### Records for the task:

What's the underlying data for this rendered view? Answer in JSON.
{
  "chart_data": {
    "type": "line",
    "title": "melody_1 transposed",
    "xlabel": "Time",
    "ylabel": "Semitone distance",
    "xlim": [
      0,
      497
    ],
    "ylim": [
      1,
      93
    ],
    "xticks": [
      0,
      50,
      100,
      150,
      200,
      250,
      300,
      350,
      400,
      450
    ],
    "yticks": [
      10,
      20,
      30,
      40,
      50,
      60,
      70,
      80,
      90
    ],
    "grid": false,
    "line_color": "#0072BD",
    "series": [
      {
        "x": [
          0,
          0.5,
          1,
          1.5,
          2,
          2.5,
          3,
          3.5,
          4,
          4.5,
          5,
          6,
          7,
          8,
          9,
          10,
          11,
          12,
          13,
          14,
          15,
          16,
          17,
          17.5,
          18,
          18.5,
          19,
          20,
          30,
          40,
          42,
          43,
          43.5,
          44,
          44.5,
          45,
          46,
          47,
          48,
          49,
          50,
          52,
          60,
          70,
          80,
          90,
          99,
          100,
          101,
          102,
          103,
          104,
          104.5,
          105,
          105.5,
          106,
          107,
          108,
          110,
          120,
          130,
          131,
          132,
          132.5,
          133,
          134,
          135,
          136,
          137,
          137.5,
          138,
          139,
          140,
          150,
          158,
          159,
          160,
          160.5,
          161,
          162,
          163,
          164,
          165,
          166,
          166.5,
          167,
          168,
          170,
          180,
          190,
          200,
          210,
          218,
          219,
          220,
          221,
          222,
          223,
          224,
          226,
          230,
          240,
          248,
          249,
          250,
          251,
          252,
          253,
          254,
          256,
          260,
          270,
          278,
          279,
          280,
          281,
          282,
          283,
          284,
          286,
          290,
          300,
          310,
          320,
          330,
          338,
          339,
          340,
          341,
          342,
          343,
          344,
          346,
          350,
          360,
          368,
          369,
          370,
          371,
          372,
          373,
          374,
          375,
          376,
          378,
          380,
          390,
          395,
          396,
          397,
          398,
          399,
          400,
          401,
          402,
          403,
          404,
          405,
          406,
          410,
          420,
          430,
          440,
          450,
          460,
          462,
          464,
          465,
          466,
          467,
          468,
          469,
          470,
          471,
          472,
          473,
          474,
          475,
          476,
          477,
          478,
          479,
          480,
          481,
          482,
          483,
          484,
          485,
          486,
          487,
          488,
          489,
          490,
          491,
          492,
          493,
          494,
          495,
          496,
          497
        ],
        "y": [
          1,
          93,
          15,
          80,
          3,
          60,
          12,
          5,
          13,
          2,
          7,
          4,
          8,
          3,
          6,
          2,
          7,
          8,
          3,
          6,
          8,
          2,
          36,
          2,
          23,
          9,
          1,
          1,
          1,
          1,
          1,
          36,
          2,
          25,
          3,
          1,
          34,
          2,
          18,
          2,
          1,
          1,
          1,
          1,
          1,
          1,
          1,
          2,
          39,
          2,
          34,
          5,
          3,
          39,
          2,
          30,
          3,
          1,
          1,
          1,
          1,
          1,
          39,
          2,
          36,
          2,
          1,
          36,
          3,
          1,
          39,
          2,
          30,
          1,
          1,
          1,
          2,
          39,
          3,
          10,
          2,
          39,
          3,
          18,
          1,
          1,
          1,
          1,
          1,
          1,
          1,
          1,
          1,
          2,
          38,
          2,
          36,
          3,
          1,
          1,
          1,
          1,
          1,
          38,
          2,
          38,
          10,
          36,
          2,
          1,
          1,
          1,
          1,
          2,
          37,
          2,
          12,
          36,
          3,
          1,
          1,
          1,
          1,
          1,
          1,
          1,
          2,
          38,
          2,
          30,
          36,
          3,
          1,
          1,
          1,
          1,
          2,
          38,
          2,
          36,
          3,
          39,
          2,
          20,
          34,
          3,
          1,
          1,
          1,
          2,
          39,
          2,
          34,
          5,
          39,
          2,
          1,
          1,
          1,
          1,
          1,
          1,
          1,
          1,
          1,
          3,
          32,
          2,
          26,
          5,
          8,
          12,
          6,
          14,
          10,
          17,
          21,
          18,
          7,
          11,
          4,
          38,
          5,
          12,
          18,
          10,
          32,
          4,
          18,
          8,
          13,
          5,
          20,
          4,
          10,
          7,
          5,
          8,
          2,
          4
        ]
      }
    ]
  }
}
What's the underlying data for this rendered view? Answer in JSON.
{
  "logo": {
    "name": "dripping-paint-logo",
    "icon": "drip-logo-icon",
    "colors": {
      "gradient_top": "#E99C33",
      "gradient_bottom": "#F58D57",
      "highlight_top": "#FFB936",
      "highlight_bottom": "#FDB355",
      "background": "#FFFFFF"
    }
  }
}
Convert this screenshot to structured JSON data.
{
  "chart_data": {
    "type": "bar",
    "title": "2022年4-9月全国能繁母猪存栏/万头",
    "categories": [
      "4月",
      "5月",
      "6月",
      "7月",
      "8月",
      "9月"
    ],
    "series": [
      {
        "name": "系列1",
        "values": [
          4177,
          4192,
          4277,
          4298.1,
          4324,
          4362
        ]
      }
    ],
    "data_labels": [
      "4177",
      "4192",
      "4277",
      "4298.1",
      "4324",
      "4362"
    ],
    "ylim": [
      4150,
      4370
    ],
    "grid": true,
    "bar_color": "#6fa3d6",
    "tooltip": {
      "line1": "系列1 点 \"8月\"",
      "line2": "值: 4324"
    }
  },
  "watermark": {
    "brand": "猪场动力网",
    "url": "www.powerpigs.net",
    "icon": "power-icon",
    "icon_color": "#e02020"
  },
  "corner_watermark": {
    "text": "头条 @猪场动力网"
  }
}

### Your task:
Extract all lines as given.

### Output for this exercise:
What's the underlying data for this rendered view? Answer in JSON.
{
  "chart_data": {
    "type": "line",
    "title": "melody_1 transposed",
    "xlabel": "Time",
    "ylabel": "Semitone distance",
    "xlim": [
      0,
      497
    ],
    "ylim": [
      1,
      93
    ],
    "xticks": [
      0,
      50,
      100,
      150,
      200,
      250,
      300,
      350,
      400,
      450
    ],
    "yticks": [
      10,
      20,
      30,
      40,
      50,
      60,
      70,
      80,
      90
    ],
    "grid": false,
    "line_color": "#0072BD",
    "series": [
      {
        "x": [
          0,
          0.5,
          1,
          1.5,
          2,
          2.5,
          3,
          3.5,
          4,
          4.5,
          5,
          6,
          7,
          8,
          9,
          10,
          11,
          12,
          13,
          14,
          15,
          16,
          17,
          17.5,
          18,
          18.5,
          19,
          20,
          30,
          40,
          42,
          43,
          43.5,
          44,
          44.5,
          45,
          46,
          47,
          48,
          49,
          50,
          52,
          60,
          70,
          80,
          90,
          99,
          100,
          101,
          102,
          103,
          104,
          104.5,
          105,
          105.5,
          106,
          107,
          108,
          110,
          120,
          130,
          131,
          132,
          132.5,
          133,
          134,
          135,
          136,
          137,
          137.5,
          138,
          139,
          140,
          150,
          158,
          159,
          160,
          160.5,
          161,
          162,
          163,
          164,
          165,
          166,
          166.5,
          167,
          168,
          170,
          180,
          190,
          200,
          210,
          218,
          219,
          220,
          221,
          222,
          223,
          224,
          226,
          230,
          240,
          248,
          249,
          250,
          251,
          252,
          253,
          254,
          256,
          260,
          270,
          278,
          279,
          280,
          281,
          282,
          283,
          284,
          286,
          290,
          300,
          310,
          320,
          330,
          338,
          339,
          340,
          341,
          342,
          343,
          344,
          346,
          350,
          360,
          368,
          369,
          370,
          371,
          372,
          373,
          374,
          375,
          376,
          378,
          380,
          390,
          395,
          396,
          397,
          398,
          399,
          400,
          401,
          402,
          403,
          404,
          405,
          406,
          410,
          420,
          430,
          440,
          450,
          460,
          462,
          464,
          465,
          466,
          467,
          468,
          469,
          470,
          471,
          472,
          473,
          474,
          475,
          476,
          477,
          478,
          479,
          480,
          481,
          482,
          483,
          484,
          485,
          486,
          487,
          488,
          489,
          490,
          491,
          492,
          493,
          494,
          495,
          496,
          497
        ],
        "y": [
          1,
          93,
          15,
          80,
          3,
          60,
          12,
          5,
          13,
          2,
          7,
          4,
          8,
          3,
          6,
          2,
          7,
          8,
          3,
          6,
          8,
          2,
          36,
          2,
          23,
          9,
          1,
          1,
          1,
          1,
          1,
          36,
          2,
          25,
          3,
          1,
          34,
          2,
          18,
          2,
          1,
          1,
          1,
          1,
          1,
          1,
          1,
          2,
          39,
          2,
          34,
          5,
          3,
          39,
          2,
          30,
          3,
          1,
          1,
          1,
          1,
          1,
          39,
          2,
          36,
          2,
          1,
          36,
          3,
          1,
          39,
          2,
          30,
          1,
          1,
          1,
          2,
          39,
          3,
          10,
          2,
          39,
          3,
          18,
          1,
          1,
          1,
          1,
          1,
          1,
          1,
          1,
          1,
          2,
          38,
          2,
          36,
          3,
          1,
          1,
          1,
          1,
          1,
          38,
          2,
          38,
          10,
          36,
          2,
          1,
          1,
          1,
          1,
          2,
          37,
          2,
          12,
          36,
          3,
          1,
          1,
          1,
          1,
          1,
          1,
          1,
          2,
          38,
          2,
          30,
          36,
          3,
          1,
          1,
          1,
          1,
          2,
          38,
          2,
          36,
          3,
          39,
          2,
          20,
          34,
          3,
          1,
          1,
          1,
          2,
          39,
          2,
          34,
          5,
          39,
          2,
          1,
          1,
          1,
          1,
          1,
          1,
          1,
          1,
          1,
          3,
          32,
          2,
          26,
          5,
          8,
          12,
          6,
          14,
          10,
          17,
          21,
          18,
          7,
          11,
          4,
          38,
          5,
          12,
          18,
          10,
          32,
          4,
          18,
          8,
          13,
          5,
          20,
          4,
          10,
          7,
          5,
          8,
          2,
          4
        ]
      }
    ]
  }
}
What's the underlying data for this rendered view? Answer in JSON.
{
  "logo": {
    "name": "dripping-paint-logo",
    "icon": "drip-logo-icon",
    "colors": {
      "gradient_top": "#E99C33",
      "gradient_bottom": "#F58D57",
      "highlight_top": "#FFB936",
      "highlight_bottom": "#FDB355",
      "background": "#FFFFFF"
    }
  }
}
Convert this screenshot to structured JSON data.
{
  "chart_data": {
    "type": "bar",
    "title": "2022年4-9月全国能繁母猪存栏/万头",
    "categories": [
      "4月",
      "5月",
      "6月",
      "7月",
      "8月",
      "9月"
    ],
    "series": [
      {
        "name": "系列1",
        "values": [
          4177,
          4192,
          4277,
          4298.1,
          4324,
          4362
        ]
      }
    ],
    "data_labels": [
      "4177",
      "4192",
      "4277",
      "4298.1",
      "4324",
      "4362"
    ],
    "ylim": [
      4150,
      4370
    ],
    "grid": true,
    "bar_color": "#6fa3d6",
    "tooltip": {
      "line1": "系列1 点 \"8月\"",
      "line2": "值: 4324"
    }
  },
  "watermark": {
    "brand": "猪场动力网",
    "url": "www.powerpigs.net",
    "icon": "power-icon",
    "icon_color": "#e02020"
  },
  "corner_watermark": {
    "text": "头条 @猪场动力网"
  }
}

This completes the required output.